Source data
☆ ☆ ☆

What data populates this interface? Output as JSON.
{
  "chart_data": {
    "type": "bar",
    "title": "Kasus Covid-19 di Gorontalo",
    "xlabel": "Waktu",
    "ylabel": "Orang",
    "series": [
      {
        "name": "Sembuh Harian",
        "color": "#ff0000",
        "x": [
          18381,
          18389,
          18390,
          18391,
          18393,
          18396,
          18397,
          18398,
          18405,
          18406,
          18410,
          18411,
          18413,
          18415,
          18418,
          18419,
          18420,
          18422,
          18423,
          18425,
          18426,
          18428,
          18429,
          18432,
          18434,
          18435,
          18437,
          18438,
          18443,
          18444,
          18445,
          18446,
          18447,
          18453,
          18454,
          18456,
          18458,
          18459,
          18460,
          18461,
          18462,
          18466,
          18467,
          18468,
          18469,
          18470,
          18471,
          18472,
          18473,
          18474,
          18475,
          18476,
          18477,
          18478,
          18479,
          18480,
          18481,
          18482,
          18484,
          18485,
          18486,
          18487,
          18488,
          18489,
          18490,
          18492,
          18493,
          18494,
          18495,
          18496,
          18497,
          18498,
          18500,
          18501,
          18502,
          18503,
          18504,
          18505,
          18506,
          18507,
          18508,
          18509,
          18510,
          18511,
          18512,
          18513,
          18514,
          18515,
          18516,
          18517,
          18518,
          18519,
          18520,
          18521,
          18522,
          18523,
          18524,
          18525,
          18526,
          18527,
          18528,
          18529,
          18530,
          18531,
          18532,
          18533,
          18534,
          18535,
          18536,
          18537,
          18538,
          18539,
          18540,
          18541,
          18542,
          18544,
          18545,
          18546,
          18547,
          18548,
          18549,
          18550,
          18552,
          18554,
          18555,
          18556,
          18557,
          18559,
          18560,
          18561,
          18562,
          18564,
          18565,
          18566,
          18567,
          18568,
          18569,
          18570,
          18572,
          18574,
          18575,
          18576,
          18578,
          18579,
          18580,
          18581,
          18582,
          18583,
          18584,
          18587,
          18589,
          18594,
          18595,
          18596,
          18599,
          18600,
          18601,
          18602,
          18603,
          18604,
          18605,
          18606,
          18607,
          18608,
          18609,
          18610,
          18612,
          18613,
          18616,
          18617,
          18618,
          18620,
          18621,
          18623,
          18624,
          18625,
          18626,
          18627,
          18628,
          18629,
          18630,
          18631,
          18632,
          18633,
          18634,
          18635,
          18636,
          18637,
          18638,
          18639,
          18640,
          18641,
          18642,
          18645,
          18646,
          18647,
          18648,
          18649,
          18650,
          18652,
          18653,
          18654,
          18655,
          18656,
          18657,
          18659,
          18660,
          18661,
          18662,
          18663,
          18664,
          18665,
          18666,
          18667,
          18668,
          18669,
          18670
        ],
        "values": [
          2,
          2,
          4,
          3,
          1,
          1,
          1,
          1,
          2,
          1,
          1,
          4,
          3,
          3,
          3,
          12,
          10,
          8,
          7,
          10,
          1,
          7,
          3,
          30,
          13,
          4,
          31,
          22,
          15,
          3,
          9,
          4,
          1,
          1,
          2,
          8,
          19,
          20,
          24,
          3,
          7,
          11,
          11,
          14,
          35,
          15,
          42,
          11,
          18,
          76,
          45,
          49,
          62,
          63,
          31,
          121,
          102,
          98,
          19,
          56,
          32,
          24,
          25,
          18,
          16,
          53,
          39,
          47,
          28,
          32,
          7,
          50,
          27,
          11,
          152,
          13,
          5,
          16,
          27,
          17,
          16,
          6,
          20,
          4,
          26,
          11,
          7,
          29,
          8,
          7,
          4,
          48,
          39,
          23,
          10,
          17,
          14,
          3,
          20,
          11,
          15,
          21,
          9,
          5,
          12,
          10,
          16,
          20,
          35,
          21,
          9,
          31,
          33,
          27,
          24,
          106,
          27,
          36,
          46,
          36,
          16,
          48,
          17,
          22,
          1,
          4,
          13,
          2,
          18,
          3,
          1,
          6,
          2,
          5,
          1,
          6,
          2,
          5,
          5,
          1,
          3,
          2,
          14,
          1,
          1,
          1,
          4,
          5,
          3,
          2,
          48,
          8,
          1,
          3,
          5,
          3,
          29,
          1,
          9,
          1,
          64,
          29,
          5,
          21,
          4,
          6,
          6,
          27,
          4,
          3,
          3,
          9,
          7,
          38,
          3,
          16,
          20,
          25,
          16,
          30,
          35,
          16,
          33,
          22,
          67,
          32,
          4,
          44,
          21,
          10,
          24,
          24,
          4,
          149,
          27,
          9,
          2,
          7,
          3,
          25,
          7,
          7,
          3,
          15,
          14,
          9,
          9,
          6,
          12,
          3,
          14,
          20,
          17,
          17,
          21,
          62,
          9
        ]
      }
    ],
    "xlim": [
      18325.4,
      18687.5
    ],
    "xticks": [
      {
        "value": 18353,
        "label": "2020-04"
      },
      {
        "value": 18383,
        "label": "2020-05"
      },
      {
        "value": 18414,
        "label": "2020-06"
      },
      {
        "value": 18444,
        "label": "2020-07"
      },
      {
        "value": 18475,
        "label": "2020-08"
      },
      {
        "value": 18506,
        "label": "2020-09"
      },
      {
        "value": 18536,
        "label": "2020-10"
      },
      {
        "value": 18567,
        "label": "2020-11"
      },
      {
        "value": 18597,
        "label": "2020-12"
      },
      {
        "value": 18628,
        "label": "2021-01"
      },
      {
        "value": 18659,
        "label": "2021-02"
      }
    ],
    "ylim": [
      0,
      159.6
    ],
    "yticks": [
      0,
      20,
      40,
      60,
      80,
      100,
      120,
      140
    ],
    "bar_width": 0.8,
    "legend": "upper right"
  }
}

☆ ☆ ☆

Using the data above, print every record exactly as shown.

What data populates this interface? Output as JSON.
{
  "chart_data": {
    "type": "bar",
    "title": "Kasus Covid-19 di Gorontalo",
    "xlabel": "Waktu",
    "ylabel": "Orang",
    "series": [
      {
        "name": "Sembuh Harian",
        "color": "#ff0000",
        "x": [
          18381,
          18389,
          18390,
          18391,
          18393,
          18396,
          18397,
          18398,
          18405,
          18406,
          18410,
          18411,
          18413,
          18415,
          18418,
          18419,
          18420,
          18422,
          18423,
          18425,
          18426,
          18428,
          18429,
          18432,
          18434,
          18435,
          18437,
          18438,
          18443,
          18444,
          18445,
          18446,
          18447,
          18453,
          18454,
          18456,
          18458,
          18459,
          18460,
          18461,
          18462,
          18466,
          18467,
          18468,
          18469,
          18470,
          18471,
          18472,
          18473,
          18474,
          18475,
          18476,
          18477,
          18478,
          18479,
          18480,
          18481,
          18482,
          18484,
          18485,
          18486,
          18487,
          18488,
          18489,
          18490,
          18492,
          18493,
          18494,
          18495,
          18496,
          18497,
          18498,
          18500,
          18501,
          18502,
          18503,
          18504,
          18505,
          18506,
          18507,
          18508,
          18509,
          18510,
          18511,
          18512,
          18513,
          18514,
          18515,
          18516,
          18517,
          18518,
          18519,
          18520,
          18521,
          18522,
          18523,
          18524,
          18525,
          18526,
          18527,
          18528,
          18529,
          18530,
          18531,
          18532,
          18533,
          18534,
          18535,
          18536,
          18537,
          18538,
          18539,
          18540,
          18541,
          18542,
          18544,
          18545,
          18546,
          18547,
          18548,
          18549,
          18550,
          18552,
          18554,
          18555,
          18556,
          18557,
          18559,
          18560,
          18561,
          18562,
          18564,
          18565,
          18566,
          18567,
          18568,
          18569,
          18570,
          18572,
          18574,
          18575,
          18576,
          18578,
          18579,
          18580,
          18581,
          18582,
          18583,
          18584,
          18587,
          18589,
          18594,
          18595,
          18596,
          18599,
          18600,
          18601,
          18602,
          18603,
          18604,
          18605,
          18606,
          18607,
          18608,
          18609,
          18610,
          18612,
          18613,
          18616,
          18617,
          18618,
          18620,
          18621,
          18623,
          18624,
          18625,
          18626,
          18627,
          18628,
          18629,
          18630,
          18631,
          18632,
          18633,
          18634,
          18635,
          18636,
          18637,
          18638,
          18639,
          18640,
          18641,
          18642,
          18645,
          18646,
          18647,
          18648,
          18649,
          18650,
          18652,
          18653,
          18654,
          18655,
          18656,
          18657,
          18659,
          18660,
          18661,
          18662,
          18663,
          18664,
          18665,
          18666,
          18667,
          18668,
          18669,
          18670
        ],
        "values": [
          2,
          2,
          4,
          3,
          1,
          1,
          1,
          1,
          2,
          1,
          1,
          4,
          3,
          3,
          3,
          12,
          10,
          8,
          7,
          10,
          1,
          7,
          3,
          30,
          13,
          4,
          31,
          22,
          15,
          3,
          9,
          4,
          1,
          1,
          2,
          8,
          19,
          20,
          24,
          3,
          7,
          11,
          11,
          14,
          35,
          15,
          42,
          11,
          18,
          76,
          45,
          49,
          62,
          63,
          31,
          121,
          102,
          98,
          19,
          56,
          32,
          24,
          25,
          18,
          16,
          53,
          39,
          47,
          28,
          32,
          7,
          50,
          27,
          11,
          152,
          13,
          5,
          16,
          27,
          17,
          16,
          6,
          20,
          4,
          26,
          11,
          7,
          29,
          8,
          7,
          4,
          48,
          39,
          23,
          10,
          17,
          14,
          3,
          20,
          11,
          15,
          21,
          9,
          5,
          12,
          10,
          16,
          20,
          35,
          21,
          9,
          31,
          33,
          27,
          24,
          106,
          27,
          36,
          46,
          36,
          16,
          48,
          17,
          22,
          1,
          4,
          13,
          2,
          18,
          3,
          1,
          6,
          2,
          5,
          1,
          6,
          2,
          5,
          5,
          1,
          3,
          2,
          14,
          1,
          1,
          1,
          4,
          5,
          3,
          2,
          48,
          8,
          1,
          3,
          5,
          3,
          29,
          1,
          9,
          1,
          64,
          29,
          5,
          21,
          4,
          6,
          6,
          27,
          4,
          3,
          3,
          9,
          7,
          38,
          3,
          16,
          20,
          25,
          16,
          30,
          35,
          16,
          33,
          22,
          67,
          32,
          4,
          44,
          21,
          10,
          24,
          24,
          4,
          149,
          27,
          9,
          2,
          7,
          3,
          25,
          7,
          7,
          3,
          15,
          14,
          9,
          9,
          6,
          12,
          3,
          14,
          20,
          17,
          17,
          21,
          62,
          9
        ]
      }
    ],
    "xlim": [
      18325.4,
      18687.5
    ],
    "xticks": [
      {
        "value": 18353,
        "label": "2020-04"
      },
      {
        "value": 18383,
        "label": "2020-05"
      },
      {
        "value": 18414,
        "label": "2020-06"
      },
      {
        "value": 18444,
        "label": "2020-07"
      },
      {
        "value": 18475,
        "label": "2020-08"
      },
      {
        "value": 18506,
        "label": "2020-09"
      },
      {
        "value": 18536,
        "label": "2020-10"
      },
      {
        "value": 18567,
        "label": "2020-11"
      },
      {
        "value": 18597,
        "label": "2020-12"
      },
      {
        "value": 18628,
        "label": "2021-01"
      },
      {
        "value": 18659,
        "label": "2021-02"
      }
    ],
    "ylim": [
      0,
      159.6
    ],
    "yticks": [
      0,
      20,
      40,
      60,
      80,
      100,
      120,
      140
    ],
    "bar_width": 0.8,
    "legend": "upper right"
  }
}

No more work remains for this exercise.